— What you should do —
Leave out the pictures and reproduce all of the data exactly.

— Extracted information —
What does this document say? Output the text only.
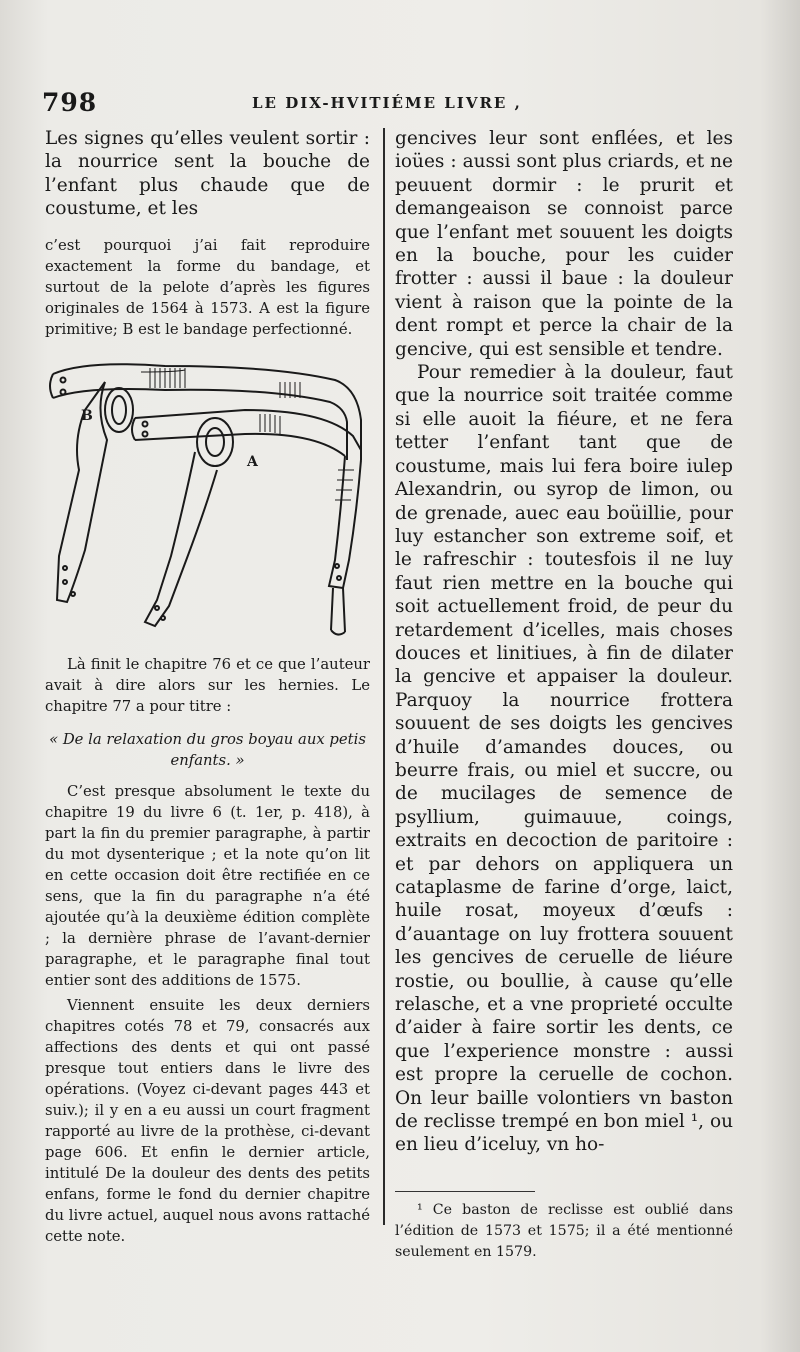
798	LE DIX-HVITIÉME LIVRE ,

Les signes qu’elles veulent sortir : la nourrice sent la bouche de l’enfant plus chaude que de coustume, et les

c’est pourquoi j’ai fait reproduire exactement la forme du bandage, et surtout de la pelote d’après les figures originales de 1564 à 1573. A est la figure primitive; B est le bandage perfectionné.

B
A

Là finit le chapitre 76 et ce que l’auteur avait à dire alors sur les hernies. Le chapitre 77 a pour titre :

« De la relaxation du gros boyau aux petis enfants. »

C’est presque absolument le texte du chapitre 19 du livre 6 (t. 1er, p. 418), à part la fin du premier paragraphe, à partir du mot dysenterique ; et la note qu’on lit en cette occasion doit être rectifiée en ce sens, que la fin du paragraphe n’a été ajoutée qu’à la deuxième édition complète ; la dernière phrase de l’avant-dernier paragraphe, et le paragraphe final tout entier sont des additions de 1575.

Viennent ensuite les deux derniers chapitres cotés 78 et 79, consacrés aux affections des dents et qui ont passé presque tout entiers dans le livre des opérations. (Voyez ci-devant pages 443 et suiv.); il y en a eu aussi un court fragment rapporté au livre de la prothèse, ci-devant page 606. Et enfin le dernier article, intitulé De la douleur des dents des petits enfans, forme le fond du dernier chapitre du livre actuel, auquel nous avons rattaché cette note.

gencives leur sont enflées, et les ioües : aussi sont plus criards, et ne peuuent dormir : le prurit et demangeaison se connoist parce que l’enfant met souuent les doigts en la bouche, pour les cuider frotter : aussi il baue : la douleur vient à raison que la pointe de la dent rompt et perce la chair de la gencive, qui est sensible et tendre.

Pour remedier à la douleur, faut que la nourrice soit traitée comme si elle auoit la fiéure, et ne fera tetter l’enfant tant que de coustume, mais lui fera boire iulep Alexandrin, ou syrop de limon, ou de grenade, auec eau boüillie, pour luy estancher son extreme soif, et le rafreschir : toutesfois il ne luy faut rien mettre en la bouche qui soit actuellement froid, de peur du retardement d’icelles, mais choses douces et linitiues, à fin de dilater la gencive et appaiser la douleur. Parquoy la nourrice frottera souuent de ses doigts les gencives d’huile d’amandes douces, ou beurre frais, ou miel et succre, ou de mucilages de semence de psyllium, guimauue, coings, extraits en decoction de paritoire : et par dehors on appliquera un cataplasme de farine d’orge, laict, huile rosat, moyeux d’œufs : d’auantage on luy frottera souuent les gencives de ceruelle de liéure rostie, ou boullie, à cause qu’elle relasche, et a vne proprieté occulte d’aider à faire sortir les dents, ce que l’experience monstre : aussi est propre la ceruelle de cochon. On leur baille volontiers vn baston de reclisse trempé en bon miel ¹, ou en lieu d’iceluy, vn ho-

¹ Ce baston de reclisse est oublié dans l’édition de 1573 et 1575; il a été mentionné seulement en 1579.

— Result of the exercise —
What does this document say? Output the text only.
798	LE DIX-HVITIÉME LIVRE ,

Les signes qu’elles veulent sortir : la nourrice sent la bouche de l’enfant plus chaude que de coustume, et les

c’est pourquoi j’ai fait reproduire exactement la forme du bandage, et surtout de la pelote d’après les figures originales de 1564 à 1573. A est la figure primitive; B est le bandage perfectionné.

B
A

Là finit le chapitre 76 et ce que l’auteur avait à dire alors sur les hernies. Le chapitre 77 a pour titre :

« De la relaxation du gros boyau aux petis enfants. »

C’est presque absolument le texte du chapitre 19 du livre 6 (t. 1er, p. 418), à part la fin du premier paragraphe, à partir du mot dysenterique ; et la note qu’on lit en cette occasion doit être rectifiée en ce sens, que la fin du paragraphe n’a été ajoutée qu’à la deuxième édition complète ; la dernière phrase de l’avant-dernier paragraphe, et le paragraphe final tout entier sont des additions de 1575.

Viennent ensuite les deux derniers chapitres cotés 78 et 79, consacrés aux affections des dents et qui ont passé presque tout entiers dans le livre des opérations. (Voyez ci-devant pages 443 et suiv.); il y en a eu aussi un court fragment rapporté au livre de la prothèse, ci-devant page 606. Et enfin le dernier article, intitulé De la douleur des dents des petits enfans, forme le fond du dernier chapitre du livre actuel, auquel nous avons rattaché cette note.

gencives leur sont enflées, et les ioües : aussi sont plus criards, et ne peuuent dormir : le prurit et demangeaison se connoist parce que l’enfant met souuent les doigts en la bouche, pour les cuider frotter : aussi il baue : la douleur vient à raison que la pointe de la dent rompt et perce la chair de la gencive, qui est sensible et tendre.

Pour remedier à la douleur, faut que la nourrice soit traitée comme si elle auoit la fiéure, et ne fera tetter l’enfant tant que de coustume, mais lui fera boire iulep Alexandrin, ou syrop de limon, ou de grenade, auec eau boüillie, pour luy estancher son extreme soif, et le rafreschir : toutesfois il ne luy faut rien mettre en la bouche qui soit actuellement froid, de peur du retardement d’icelles, mais choses douces et linitiues, à fin de dilater la gencive et appaiser la douleur. Parquoy la nourrice frottera souuent de ses doigts les gencives d’huile d’amandes douces, ou beurre frais, ou miel et succre, ou de mucilages de semence de psyllium, guimauue, coings, extraits en decoction de paritoire : et par dehors on appliquera un cataplasme de farine d’orge, laict, huile rosat, moyeux d’œufs : d’auantage on luy frottera souuent les gencives de ceruelle de liéure rostie, ou boullie, à cause qu’elle relasche, et a vne proprieté occulte d’aider à faire sortir les dents, ce que l’experience monstre : aussi est propre la ceruelle de cochon. On leur baille volontiers vn baston de reclisse trempé en bon miel ¹, ou en lieu d’iceluy, vn ho-

¹ Ce baston de reclisse est oublié dans l’édition de 1573 et 1575; il a été mentionné seulement en 1579.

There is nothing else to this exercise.